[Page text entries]
################
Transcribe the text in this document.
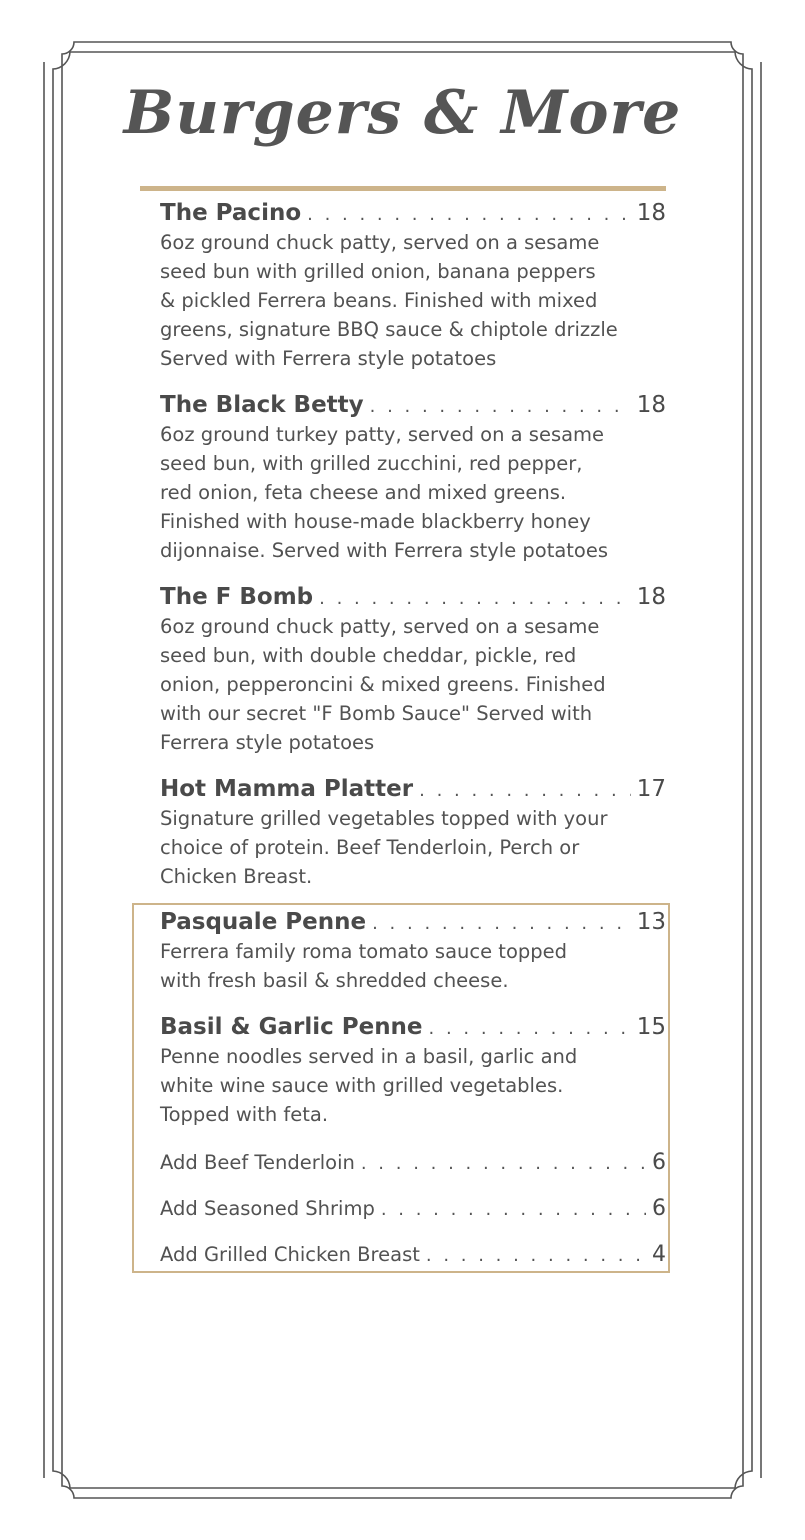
Burgers & More
The Pacino . . .	18
6oz ground chuck patty, served on a sesame
seed bun with grilled onion, banana peppers
& pickled Ferrera beans. Finished with mixed
greens, signature BBQ sauce & chiptole drizzle
Served with Ferrera style potatoes
The Black Betty . . .	18
6oz ground turkey patty, served on a sesame
seed bun, with grilled zucchini, red pepper,
red onion, feta cheese and mixed greens.
Finished with house-made blackberry honey
dijonnaise. Served with Ferrera style potatoes
The F Bomb . . .	18
6oz ground chuck patty, served on a sesame
seed bun, with double cheddar, pickle, red
onion, pepperoncini & mixed greens. Finished
with our secret "F Bomb Sauce" Served with
Ferrera style potatoes
Hot Mamma Platter . . .	17
Signature grilled vegetables topped with your
choice of protein. Beef Tenderloin, Perch or
Chicken Breast.
Pasquale Penne . . .	13
Ferrera family roma tomato sauce topped
with fresh basil & shredded cheese.
Basil & Garlic Penne . . .	15
Penne noodles served in a basil, garlic and
white wine sauce with grilled vegetables.
Topped with feta.
Add Beef Tenderloin . . .	6
Add Seasoned Shrimp . . .	6
Add Grilled Chicken Breast . . .	4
################
**What you should do:**
Please reproduce the entries above exactly, omitting every picture.

**Answer section:**
Transcribe the text in this document.
Burgers & More
The Pacino . . .	18
6oz ground chuck patty, served on a sesame
seed bun with grilled onion, banana peppers
& pickled Ferrera beans. Finished with mixed
greens, signature BBQ sauce & chiptole drizzle
Served with Ferrera style potatoes
The Black Betty . . .	18
6oz ground turkey patty, served on a sesame
seed bun, with grilled zucchini, red pepper,
red onion, feta cheese and mixed greens.
Finished with house-made blackberry honey
dijonnaise. Served with Ferrera style potatoes
The F Bomb . . .	18
6oz ground chuck patty, served on a sesame
seed bun, with double cheddar, pickle, red
onion, pepperoncini & mixed greens. Finished
with our secret "F Bomb Sauce" Served with
Ferrera style potatoes
Hot Mamma Platter . . .	17
Signature grilled vegetables topped with your
choice of protein. Beef Tenderloin, Perch or
Chicken Breast.
Pasquale Penne . . .	13
Ferrera family roma tomato sauce topped
with fresh basil & shredded cheese.
Basil & Garlic Penne . . .	15
Penne noodles served in a basil, garlic and
white wine sauce with grilled vegetables.
Topped with feta.
Add Beef Tenderloin . . .	6
Add Seasoned Shrimp . . .	6
Add Grilled Chicken Breast . . .	4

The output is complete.